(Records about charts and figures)
---+---

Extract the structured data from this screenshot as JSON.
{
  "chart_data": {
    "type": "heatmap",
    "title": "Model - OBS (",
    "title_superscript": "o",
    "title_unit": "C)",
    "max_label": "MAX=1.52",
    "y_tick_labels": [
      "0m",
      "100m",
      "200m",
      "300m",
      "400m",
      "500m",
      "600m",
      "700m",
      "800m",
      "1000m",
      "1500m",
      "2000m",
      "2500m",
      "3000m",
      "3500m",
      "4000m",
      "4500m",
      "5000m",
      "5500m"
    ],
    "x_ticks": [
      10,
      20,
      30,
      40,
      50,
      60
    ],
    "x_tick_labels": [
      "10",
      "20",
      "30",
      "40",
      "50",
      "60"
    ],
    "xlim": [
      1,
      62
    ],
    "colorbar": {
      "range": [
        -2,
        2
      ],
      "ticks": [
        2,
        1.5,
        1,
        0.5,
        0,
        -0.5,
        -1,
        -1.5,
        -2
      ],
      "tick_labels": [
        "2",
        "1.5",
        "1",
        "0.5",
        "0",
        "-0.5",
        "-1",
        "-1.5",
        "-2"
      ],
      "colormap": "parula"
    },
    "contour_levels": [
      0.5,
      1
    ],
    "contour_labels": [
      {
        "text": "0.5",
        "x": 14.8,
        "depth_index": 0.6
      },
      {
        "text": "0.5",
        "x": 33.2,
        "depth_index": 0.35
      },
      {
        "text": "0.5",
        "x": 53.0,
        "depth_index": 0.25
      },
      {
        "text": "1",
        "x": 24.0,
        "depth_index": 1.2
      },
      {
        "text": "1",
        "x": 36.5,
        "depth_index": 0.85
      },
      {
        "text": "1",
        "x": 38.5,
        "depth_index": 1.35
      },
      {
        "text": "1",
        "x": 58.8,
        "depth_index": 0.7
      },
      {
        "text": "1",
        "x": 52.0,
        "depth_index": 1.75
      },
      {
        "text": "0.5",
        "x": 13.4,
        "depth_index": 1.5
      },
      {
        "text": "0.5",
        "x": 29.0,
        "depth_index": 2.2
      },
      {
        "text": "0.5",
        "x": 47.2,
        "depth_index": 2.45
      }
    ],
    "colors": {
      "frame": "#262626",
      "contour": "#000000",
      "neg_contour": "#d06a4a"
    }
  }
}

---+---

Every entry in the listing must be retyped exactly.

Extract the structured data from this screenshot as JSON.
{
  "chart_data": {
    "type": "heatmap",
    "title": "Model - OBS (",
    "title_superscript": "o",
    "title_unit": "C)",
    "max_label": "MAX=1.52",
    "y_tick_labels": [
      "0m",
      "100m",
      "200m",
      "300m",
      "400m",
      "500m",
      "600m",
      "700m",
      "800m",
      "1000m",
      "1500m",
      "2000m",
      "2500m",
      "3000m",
      "3500m",
      "4000m",
      "4500m",
      "5000m",
      "5500m"
    ],
    "x_ticks": [
      10,
      20,
      30,
      40,
      50,
      60
    ],
    "x_tick_labels": [
      "10",
      "20",
      "30",
      "40",
      "50",
      "60"
    ],
    "xlim": [
      1,
      62
    ],
    "colorbar": {
      "range": [
        -2,
        2
      ],
      "ticks": [
        2,
        1.5,
        1,
        0.5,
        0,
        -0.5,
        -1,
        -1.5,
        -2
      ],
      "tick_labels": [
        "2",
        "1.5",
        "1",
        "0.5",
        "0",
        "-0.5",
        "-1",
        "-1.5",
        "-2"
      ],
      "colormap": "parula"
    },
    "contour_levels": [
      0.5,
      1
    ],
    "contour_labels": [
      {
        "text": "0.5",
        "x": 14.8,
        "depth_index": 0.6
      },
      {
        "text": "0.5",
        "x": 33.2,
        "depth_index": 0.35
      },
      {
        "text": "0.5",
        "x": 53.0,
        "depth_index": 0.25
      },
      {
        "text": "1",
        "x": 24.0,
        "depth_index": 1.2
      },
      {
        "text": "1",
        "x": 36.5,
        "depth_index": 0.85
      },
      {
        "text": "1",
        "x": 38.5,
        "depth_index": 1.35
      },
      {
        "text": "1",
        "x": 58.8,
        "depth_index": 0.7
      },
      {
        "text": "1",
        "x": 52.0,
        "depth_index": 1.75
      },
      {
        "text": "0.5",
        "x": 13.4,
        "depth_index": 1.5
      },
      {
        "text": "0.5",
        "x": 29.0,
        "depth_index": 2.2
      },
      {
        "text": "0.5",
        "x": 47.2,
        "depth_index": 2.45
      }
    ],
    "colors": {
      "frame": "#262626",
      "contour": "#000000",
      "neg_contour": "#d06a4a"
    }
  }
}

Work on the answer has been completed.